Exercise objective: Find the string "convergence" in the records. Copy every line it appears in.

>> Start Excerpted records

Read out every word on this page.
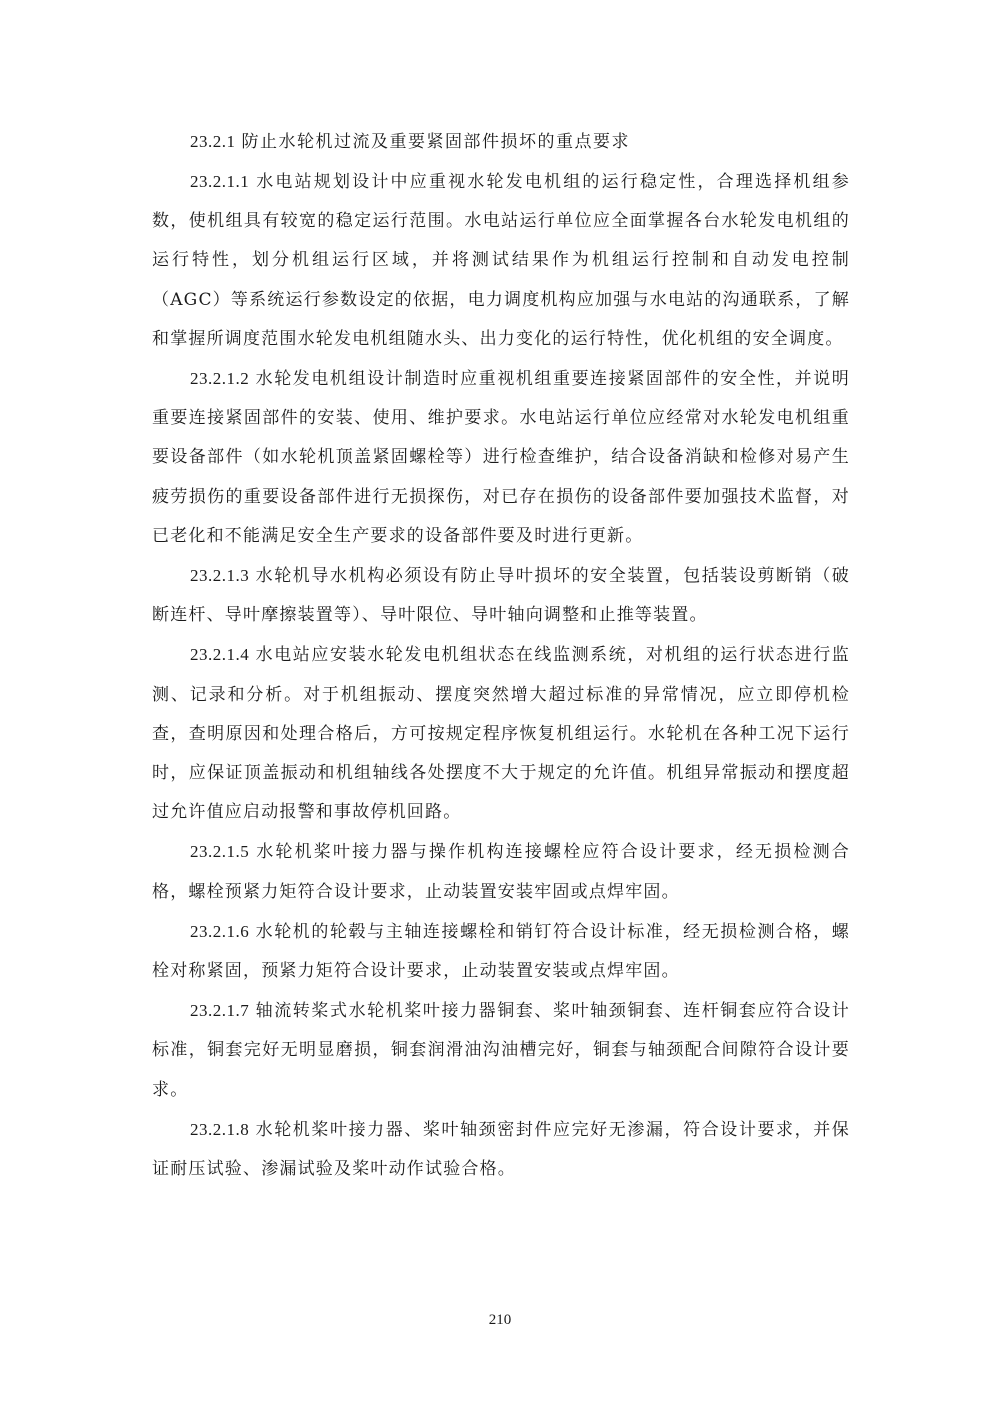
23.2.1 防止水轮机过流及重要紧固部件损坏的重点要求

23.2.1.1 水电站规划设计中应重视水轮发电机组的运行稳定性，合理选择机组参数，使机组具有较宽的稳定运行范围。水电站运行单位应全面掌握各台水轮发电机组的运行特性，划分机组运行区域，并将测试结果作为机组运行控制和自动发电控制（AGC）等系统运行参数设定的依据，电力调度机构应加强与水电站的沟通联系，了解和掌握所调度范围水轮发电机组随水头、出力变化的运行特性，优化机组的安全调度。

23.2.1.2 水轮发电机组设计制造时应重视机组重要连接紧固部件的安全性，并说明重要连接紧固部件的安装、使用、维护要求。水电站运行单位应经常对水轮发电机组重要设备部件（如水轮机顶盖紧固螺栓等）进行检查维护，结合设备消缺和检修对易产生疲劳损伤的重要设备部件进行无损探伤，对已存在损伤的设备部件要加强技术监督，对已老化和不能满足安全生产要求的设备部件要及时进行更新。

23.2.1.3 水轮机导水机构必须设有防止导叶损坏的安全装置，包括装设剪断销（破断连杆、导叶摩擦装置等）、导叶限位、导叶轴向调整和止推等装置。

23.2.1.4 水电站应安装水轮发电机组状态在线监测系统，对机组的运行状态进行监测、记录和分析。对于机组振动、摆度突然增大超过标准的异常情况，应立即停机检查，查明原因和处理合格后，方可按规定程序恢复机组运行。水轮机在各种工况下运行时，应保证顶盖振动和机组轴线各处摆度不大于规定的允许值。机组异常振动和摆度超过允许值应启动报警和事故停机回路。

23.2.1.5 水轮机桨叶接力器与操作机构连接螺栓应符合设计要求，经无损检测合格，螺栓预紧力矩符合设计要求，止动装置安装牢固或点焊牢固。

23.2.1.6 水轮机的轮毂与主轴连接螺栓和销钉符合设计标准，经无损检测合格，螺栓对称紧固，预紧力矩符合设计要求，止动装置安装或点焊牢固。

23.2.1.7 轴流转桨式水轮机桨叶接力器铜套、桨叶轴颈铜套、连杆铜套应符合设计标准，铜套完好无明显磨损，铜套润滑油沟油槽完好，铜套与轴颈配合间隙符合设计要求。

23.2.1.8 水轮机桨叶接力器、桨叶轴颈密封件应完好无渗漏，符合设计要求，并保证耐压试验、渗漏试验及桨叶动作试验合格。

210
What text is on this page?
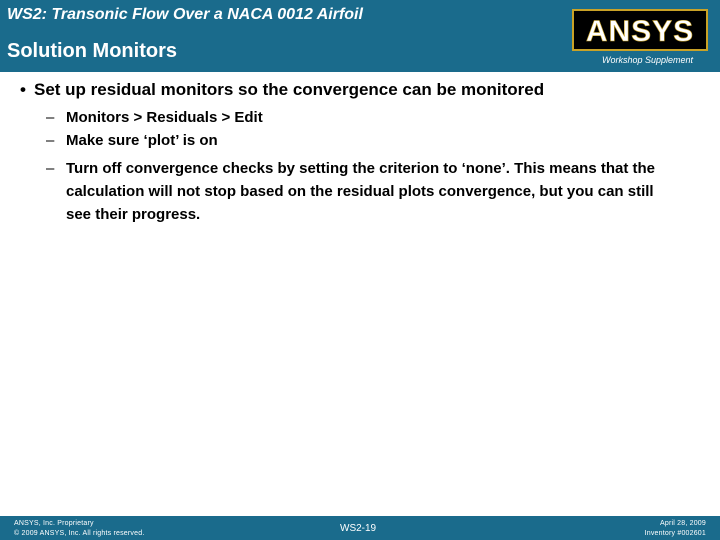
WS2: Transonic Flow Over a NACA 0012 Airfoil
Solution Monitors
ANSYS
Workshop Supplement
• Set up residual monitors so the convergence can be monitored
– Monitors > Residuals > Edit
– Make sure ‘plot’ is on
– Turn off convergence checks by setting the criterion to ‘none’. This means that the calculation will not stop based on the residual plots convergence, but you can still see their progress.
ANSYS, Inc. Proprietary
© 2009 ANSYS, Inc. All rights reserved.	WS2-19	April 28, 2009
Inventory #002601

>> End Excerpted records

In response:
• Set up residual monitors so the convergence can be monitored
– Turn off convergence checks by setting the criterion to ‘none’. This means that the calculation will not stop based on the residual plots convergence, but you can still see their progress.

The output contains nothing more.